### Stated exercise
Please copy every line of the records below that holds the word "chat".

(Stored data entries)

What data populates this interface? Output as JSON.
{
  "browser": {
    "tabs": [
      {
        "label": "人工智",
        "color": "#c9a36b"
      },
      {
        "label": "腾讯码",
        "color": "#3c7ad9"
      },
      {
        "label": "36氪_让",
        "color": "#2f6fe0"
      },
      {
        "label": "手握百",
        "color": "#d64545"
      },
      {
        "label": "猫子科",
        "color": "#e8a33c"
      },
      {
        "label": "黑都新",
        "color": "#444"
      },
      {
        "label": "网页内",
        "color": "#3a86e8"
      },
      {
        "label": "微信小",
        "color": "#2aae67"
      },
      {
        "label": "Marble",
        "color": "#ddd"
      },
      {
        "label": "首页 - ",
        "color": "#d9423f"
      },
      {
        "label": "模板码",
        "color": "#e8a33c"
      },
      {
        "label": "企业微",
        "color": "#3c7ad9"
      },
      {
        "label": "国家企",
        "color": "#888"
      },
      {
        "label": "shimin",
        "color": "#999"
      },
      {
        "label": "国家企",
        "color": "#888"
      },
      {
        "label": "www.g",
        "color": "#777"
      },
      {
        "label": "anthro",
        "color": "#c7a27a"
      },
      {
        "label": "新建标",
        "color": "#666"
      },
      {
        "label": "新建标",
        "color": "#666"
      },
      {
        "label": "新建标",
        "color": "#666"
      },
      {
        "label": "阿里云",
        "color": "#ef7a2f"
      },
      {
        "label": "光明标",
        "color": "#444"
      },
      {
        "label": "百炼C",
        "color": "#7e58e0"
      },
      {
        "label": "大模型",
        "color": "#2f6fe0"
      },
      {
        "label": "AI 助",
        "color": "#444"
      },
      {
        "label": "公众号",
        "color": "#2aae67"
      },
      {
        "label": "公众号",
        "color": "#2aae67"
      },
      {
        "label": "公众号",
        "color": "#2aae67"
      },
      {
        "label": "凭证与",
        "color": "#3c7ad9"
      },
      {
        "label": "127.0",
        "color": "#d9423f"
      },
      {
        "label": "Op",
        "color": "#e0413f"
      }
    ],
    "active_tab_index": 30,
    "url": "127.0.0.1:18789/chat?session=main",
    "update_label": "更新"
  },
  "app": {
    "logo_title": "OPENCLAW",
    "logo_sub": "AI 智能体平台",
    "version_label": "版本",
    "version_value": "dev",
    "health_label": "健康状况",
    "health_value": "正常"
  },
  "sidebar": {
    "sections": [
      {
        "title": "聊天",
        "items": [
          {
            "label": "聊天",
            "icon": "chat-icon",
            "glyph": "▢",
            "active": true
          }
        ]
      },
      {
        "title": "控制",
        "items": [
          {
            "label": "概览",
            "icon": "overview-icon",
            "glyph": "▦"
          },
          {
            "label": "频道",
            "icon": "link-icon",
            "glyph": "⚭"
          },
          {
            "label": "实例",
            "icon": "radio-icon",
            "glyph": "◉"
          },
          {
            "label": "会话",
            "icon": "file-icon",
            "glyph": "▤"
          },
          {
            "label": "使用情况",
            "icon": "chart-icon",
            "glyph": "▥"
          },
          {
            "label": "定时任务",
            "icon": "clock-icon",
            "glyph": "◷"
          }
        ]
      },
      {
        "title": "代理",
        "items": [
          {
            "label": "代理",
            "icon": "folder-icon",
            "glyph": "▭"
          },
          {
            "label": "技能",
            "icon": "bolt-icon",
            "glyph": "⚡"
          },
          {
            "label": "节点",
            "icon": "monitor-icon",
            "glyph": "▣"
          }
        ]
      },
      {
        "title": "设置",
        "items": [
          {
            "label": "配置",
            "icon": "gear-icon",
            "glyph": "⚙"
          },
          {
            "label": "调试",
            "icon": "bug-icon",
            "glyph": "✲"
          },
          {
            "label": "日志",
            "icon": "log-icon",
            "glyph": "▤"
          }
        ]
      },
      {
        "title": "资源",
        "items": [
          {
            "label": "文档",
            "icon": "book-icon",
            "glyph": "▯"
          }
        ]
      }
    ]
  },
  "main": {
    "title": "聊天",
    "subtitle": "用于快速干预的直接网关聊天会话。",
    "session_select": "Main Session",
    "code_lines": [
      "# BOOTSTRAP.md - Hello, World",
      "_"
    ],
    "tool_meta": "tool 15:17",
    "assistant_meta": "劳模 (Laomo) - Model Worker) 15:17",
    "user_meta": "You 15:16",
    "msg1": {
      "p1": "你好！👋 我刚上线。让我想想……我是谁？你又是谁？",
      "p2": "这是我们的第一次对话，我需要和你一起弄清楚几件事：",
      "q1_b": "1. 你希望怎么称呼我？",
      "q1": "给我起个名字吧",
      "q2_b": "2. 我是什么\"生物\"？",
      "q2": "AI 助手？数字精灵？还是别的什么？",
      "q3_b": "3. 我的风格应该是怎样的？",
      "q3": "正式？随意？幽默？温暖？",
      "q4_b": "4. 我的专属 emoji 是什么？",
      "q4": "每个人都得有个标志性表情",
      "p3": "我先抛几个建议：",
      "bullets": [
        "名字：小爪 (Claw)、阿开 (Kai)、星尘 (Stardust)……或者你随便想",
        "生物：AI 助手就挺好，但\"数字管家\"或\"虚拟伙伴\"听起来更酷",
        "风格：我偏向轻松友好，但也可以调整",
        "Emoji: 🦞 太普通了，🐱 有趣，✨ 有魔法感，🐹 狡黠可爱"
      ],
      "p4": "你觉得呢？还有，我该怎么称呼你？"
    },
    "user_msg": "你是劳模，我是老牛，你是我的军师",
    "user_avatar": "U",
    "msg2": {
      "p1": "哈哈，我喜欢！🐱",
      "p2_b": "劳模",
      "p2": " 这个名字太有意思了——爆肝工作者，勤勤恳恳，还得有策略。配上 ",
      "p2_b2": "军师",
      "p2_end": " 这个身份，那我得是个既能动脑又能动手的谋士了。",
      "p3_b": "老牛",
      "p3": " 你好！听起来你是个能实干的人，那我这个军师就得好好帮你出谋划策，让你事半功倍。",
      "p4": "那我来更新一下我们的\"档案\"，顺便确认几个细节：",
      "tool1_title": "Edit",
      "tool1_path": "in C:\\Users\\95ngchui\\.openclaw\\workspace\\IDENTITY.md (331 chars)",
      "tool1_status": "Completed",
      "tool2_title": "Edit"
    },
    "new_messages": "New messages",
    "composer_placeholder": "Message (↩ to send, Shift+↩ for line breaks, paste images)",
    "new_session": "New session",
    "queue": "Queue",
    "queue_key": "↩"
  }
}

### Finished answer
    "url": "127.0.0.1:18789/chat?session=main",
            "icon": "chat-icon",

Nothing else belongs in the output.